**Your objective**
Leave out the pictures and repeat the data exactly.

=== Input data ===

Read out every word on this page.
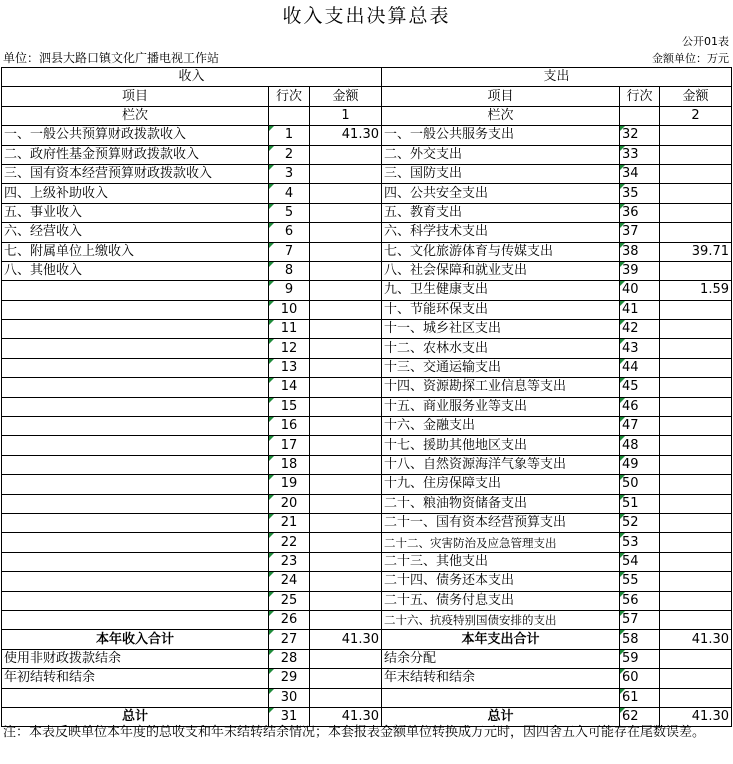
收入支出决算总表
公开01表
单位：泗县大路口镇文化广播电视工作站	金额单位：万元
收入			支出		
项目	行次	金额	项目	行次	金额
栏次		1	栏次		2
一、一般公共预算财政拨款收入	1	41.30	一、一般公共服务支出	32	
二、政府性基金预算财政拨款收入	2		二、外交支出	33	
三、国有资本经营预算财政拨款收入	3		三、国防支出	34	
四、上级补助收入	4		四、公共安全支出	35	
五、事业收入	5		五、教育支出	36	
六、经营收入	6		六、科学技术支出	37	
七、附属单位上缴收入	7		七、文化旅游体育与传媒支出	38	39.71
八、其他收入	8		八、社会保障和就业支出	39	
	9		九、卫生健康支出	40	1.59
	10		十、节能环保支出	41	
	11		十一、城乡社区支出	42	
	12		十二、农林水支出	43	
	13		十三、交通运输支出	44	
	14		十四、资源勘探工业信息等支出	45	
	15		十五、商业服务业等支出	46	
	16		十六、金融支出	47	
	17		十七、援助其他地区支出	48	
	18		十八、自然资源海洋气象等支出	49	
	19		十九、住房保障支出	50	
	20		二十、粮油物资储备支出	51	
	21		二十一、国有资本经营预算支出	52	
	22		二十二、灾害防治及应急管理支出	53	
	23		二十三、其他支出	54	
	24		二十四、债务还本支出	55	
	25		二十五、债务付息支出	56	
	26		二十六、抗疫特别国债安排的支出	57	
本年收入合计	27	41.30	本年支出合计	58	41.30
使用非财政拨款结余	28		结余分配	59	
年初结转和结余	29		年末结转和结余	60	
	30			61	
总计	31	41.30	总计	62	41.30
注：本表反映单位本年度的总收支和年末结转结余情况；本套报表金额单位转换成万元时，因四舍五入可能存在尾数误差。
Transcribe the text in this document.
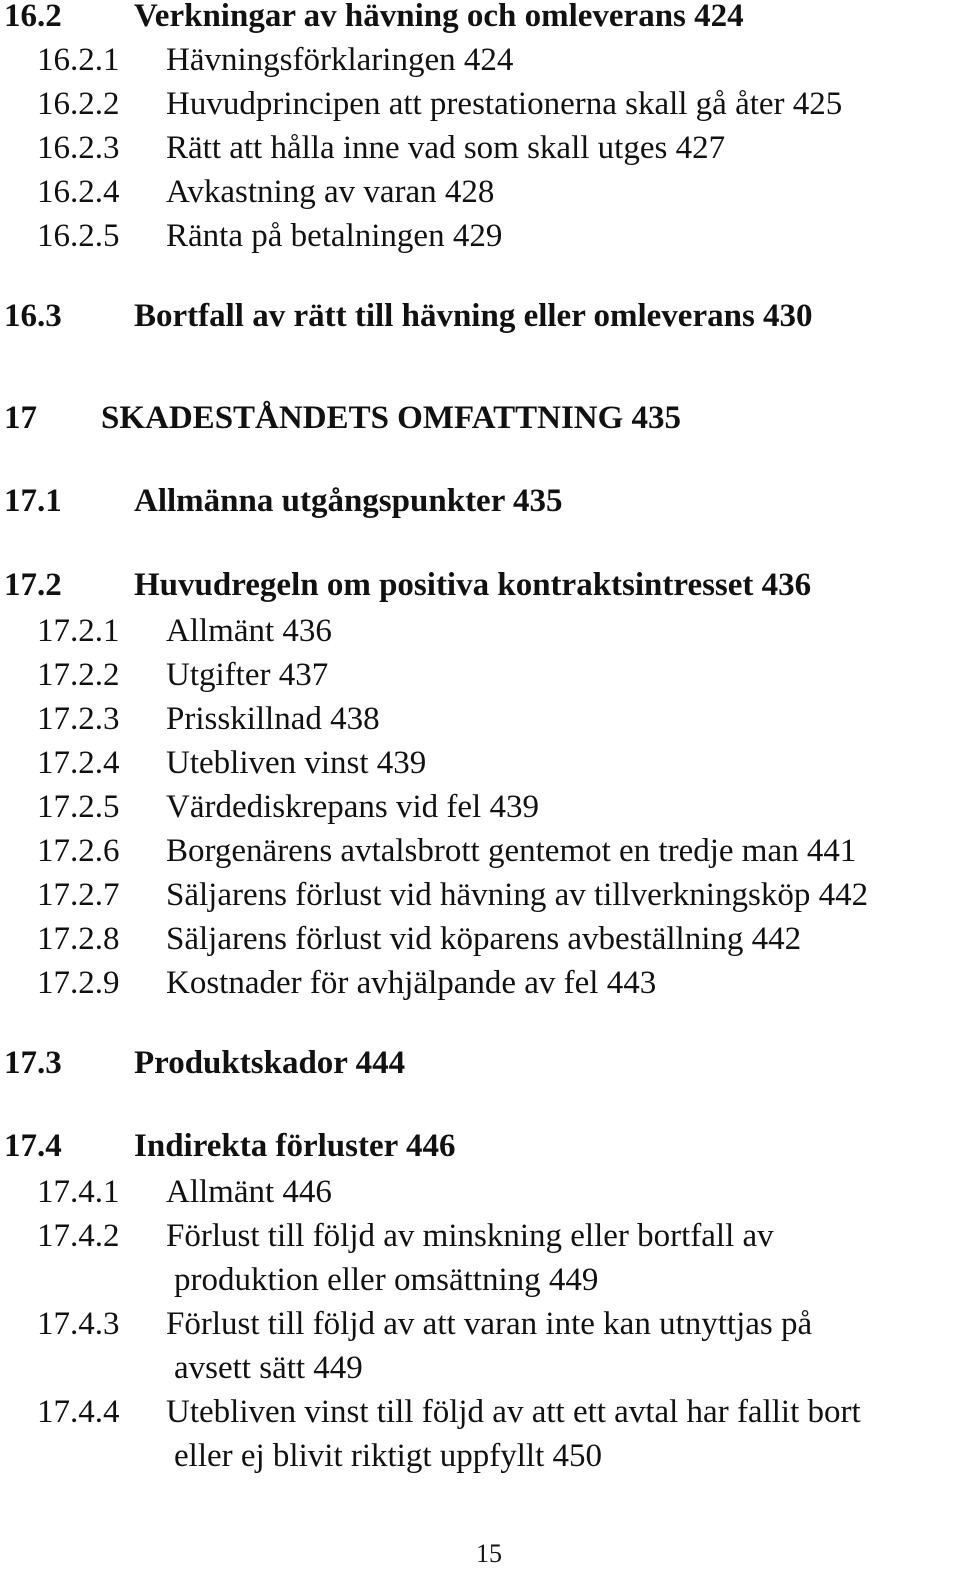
16.2 Verkningar av hävning och omleverans 424
16.2.1 Hävningsförklaringen 424
16.2.2 Huvudprincipen att prestationerna skall gå åter 425
16.2.3 Rätt att hålla inne vad som skall utges 427
16.2.4 Avkastning av varan 428
16.2.5 Ränta på betalningen 429
16.3 Bortfall av rätt till hävning eller omleverans 430
17 SKADESTÅNDETS OMFATTNING 435
17.1 Allmänna utgångspunkter 435
17.2 Huvudregeln om positiva kontraktsintresset 436
17.2.1 Allmänt 436
17.2.2 Utgifter 437
17.2.3 Prisskillnad 438
17.2.4 Utebliven vinst 439
17.2.5 Värdediskrepans vid fel 439
17.2.6 Borgenärens avtalsbrott gentemot en tredje man 441
17.2.7 Säljarens förlust vid hävning av tillverkningsköp 442
17.2.8 Säljarens förlust vid köparens avbeställning 442
17.2.9 Kostnader för avhjälpande av fel 443
17.3 Produktskador 444
17.4 Indirekta förluster 446
17.4.1 Allmänt 446
17.4.2 Förlust till följd av minskning eller bortfall av
produktion eller omsättning 449
17.4.3 Förlust till följd av att varan inte kan utnyttjas på
avsett sätt 449
17.4.4 Utebliven vinst till följd av att ett avtal har fallit bort
eller ej blivit riktigt uppfyllt 450
15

===

**Expected answer**
Read out every word on this page.
收入支出决算总表
公开01表
单位：泗县大路口镇文化广播电视工作站	金额单位：万元
收入			支出		
项目	行次	金额	项目	行次	金额
栏次		1	栏次		2
一、一般公共预算财政拨款收入	1	41.30	一、一般公共服务支出	32	
二、政府性基金预算财政拨款收入	2		二、外交支出	33	
三、国有资本经营预算财政拨款收入	3		三、国防支出	34	
四、上级补助收入	4		四、公共安全支出	35	
五、事业收入	5		五、教育支出	36	
六、经营收入	6		六、科学技术支出	37	
七、附属单位上缴收入	7		七、文化旅游体育与传媒支出	38	39.71
八、其他收入	8		八、社会保障和就业支出	39	
	9		九、卫生健康支出	40	1.59
	10		十、节能环保支出	41	
	11		十一、城乡社区支出	42	
	12		十二、农林水支出	43	
	13		十三、交通运输支出	44	
	14		十四、资源勘探工业信息等支出	45	
	15		十五、商业服务业等支出	46	
	16		十六、金融支出	47	
	17		十七、援助其他地区支出	48	
	18		十八、自然资源海洋气象等支出	49	
	19		十九、住房保障支出	50	
	20		二十、粮油物资储备支出	51	
	21		二十一、国有资本经营预算支出	52	
	22		二十二、灾害防治及应急管理支出	53	
	23		二十三、其他支出	54	
	24		二十四、债务还本支出	55	
	25		二十五、债务付息支出	56	
	26		二十六、抗疫特别国债安排的支出	57	
本年收入合计	27	41.30	本年支出合计	58	41.30
使用非财政拨款结余	28		结余分配	59	
年初结转和结余	29		年末结转和结余	60	
	30			61	
总计	31	41.30	总计	62	41.30
注：本表反映单位本年度的总收支和年末结转结余情况；本套报表金额单位转换成万元时，因四舍五入可能存在尾数误差。
Transcribe the text in this document.
16.2 Verkningar av hävning och omleverans 424
16.2.1 Hävningsförklaringen 424
16.2.2 Huvudprincipen att prestationerna skall gå åter 425
16.2.3 Rätt att hålla inne vad som skall utges 427
16.2.4 Avkastning av varan 428
16.2.5 Ränta på betalningen 429
16.3 Bortfall av rätt till hävning eller omleverans 430
17 SKADESTÅNDETS OMFATTNING 435
17.1 Allmänna utgångspunkter 435
17.2 Huvudregeln om positiva kontraktsintresset 436
17.2.1 Allmänt 436
17.2.2 Utgifter 437
17.2.3 Prisskillnad 438
17.2.4 Utebliven vinst 439
17.2.5 Värdediskrepans vid fel 439
17.2.6 Borgenärens avtalsbrott gentemot en tredje man 441
17.2.7 Säljarens förlust vid hävning av tillverkningsköp 442
17.2.8 Säljarens förlust vid köparens avbeställning 442
17.2.9 Kostnader för avhjälpande av fel 443
17.3 Produktskador 444
17.4 Indirekta förluster 446
17.4.1 Allmänt 446
17.4.2 Förlust till följd av minskning eller bortfall av
produktion eller omsättning 449
17.4.3 Förlust till följd av att varan inte kan utnyttjas på
avsett sätt 449
17.4.4 Utebliven vinst till följd av att ett avtal har fallit bort
eller ej blivit riktigt uppfyllt 450
15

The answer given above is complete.